▸ Exercise
Reproduce exactly the part of the rows that opens with the line containing "axes-frame <box>79 57 577 428</box>" and closes with the line containing "y-tick-label: 69.15 <box>39 325 73 339</box>", including both of those lines.

○ ○ ○

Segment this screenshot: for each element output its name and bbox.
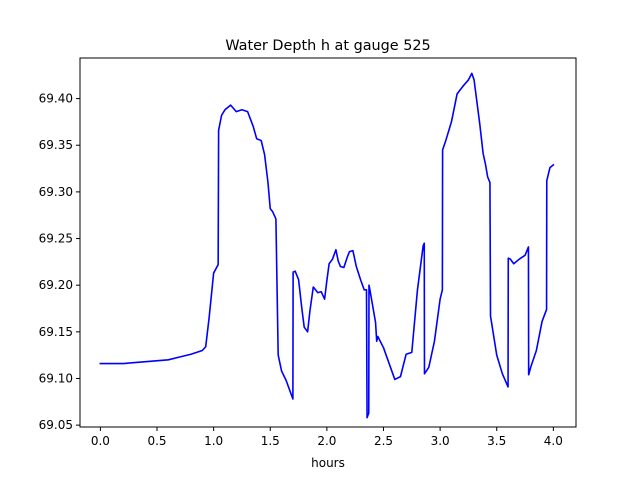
axes-frame <box>79 57 577 428</box>
chart-title: Water Depth h at gauge 525 <box>225 38 430 54</box>
plot-area <box>99 72 555 419</box>
x-tick-label: 2.0 <box>317 434 336 448</box>
y-tick-label: 69.35 <box>39 138 73 152</box>
x-tick-label: 4.0 <box>544 434 563 448</box>
y-tick-label: 69.15 <box>39 325 73 339</box>
y-tick-label: 69.40 <box>39 92 73 106</box>
x-tick-label: 3.5 <box>487 434 506 448</box>
x-tick-label: 0.5 <box>147 434 166 448</box>
x-axis-label: hours <box>311 456 345 470</box>
y-tick-label: 69.10 <box>39 371 73 385</box>
y-tick-label: 69.25 <box>39 232 73 246</box>
x-tick-label: 1.0 <box>204 434 223 448</box>
x-tick-label: 2.5 <box>374 434 393 448</box>
x-tick-label: 0.0 <box>91 434 110 448</box>
series-line <box>99 72 555 419</box>
x-tick-label: 1.5 <box>261 434 280 448</box>
x-tick-label: 3.0 <box>431 434 450 448</box>
y-tick-label: 69.05 <box>39 418 73 432</box>
y-axis: 69.05 69.10 69.15 69.20 69.25 69.30 69.35 69.40 <box>39 92 80 432</box>
y-tick-label: 69.30 <box>39 185 73 199</box>
x-axis: 0.0 0.5 1.0 1.5 2.0 2.5 3.0 3.5 4.0 <box>91 427 563 448</box>
y-tick-label: 69.20 <box>39 278 73 292</box>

○ ○ ○

▸ Task answer
axes-frame <box>79 57 577 428</box>
chart-title: Water Depth h at gauge 525 <box>225 38 430 54</box>
plot-area <box>99 72 555 419</box>
x-tick-label: 2.0 <box>317 434 336 448</box>
y-tick-label: 69.35 <box>39 138 73 152</box>
x-tick-label: 4.0 <box>544 434 563 448</box>
y-tick-label: 69.15 <box>39 325 73 339</box>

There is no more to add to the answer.